## Directions for this task
Copy the lines holding the word "title", all of them.

## Task input
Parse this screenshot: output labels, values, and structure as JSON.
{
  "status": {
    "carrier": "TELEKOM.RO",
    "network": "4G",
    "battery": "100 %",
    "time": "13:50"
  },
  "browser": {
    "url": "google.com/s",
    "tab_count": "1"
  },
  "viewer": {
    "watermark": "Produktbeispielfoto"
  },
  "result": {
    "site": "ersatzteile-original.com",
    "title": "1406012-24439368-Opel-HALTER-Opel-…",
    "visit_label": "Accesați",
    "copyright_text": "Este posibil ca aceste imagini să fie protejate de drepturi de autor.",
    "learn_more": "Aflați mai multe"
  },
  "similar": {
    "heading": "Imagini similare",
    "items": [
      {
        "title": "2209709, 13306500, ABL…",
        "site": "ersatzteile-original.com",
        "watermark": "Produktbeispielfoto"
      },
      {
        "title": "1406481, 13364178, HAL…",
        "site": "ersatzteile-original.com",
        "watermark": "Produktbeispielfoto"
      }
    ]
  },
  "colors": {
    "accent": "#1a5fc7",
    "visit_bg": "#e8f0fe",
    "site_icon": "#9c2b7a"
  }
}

## Exercise solution
    "title": "1406012-24439368-Opel-HALTER-Opel-…",
        "title": "2209709, 13306500, ABL…",
        "title": "1406481, 13364178, HAL…",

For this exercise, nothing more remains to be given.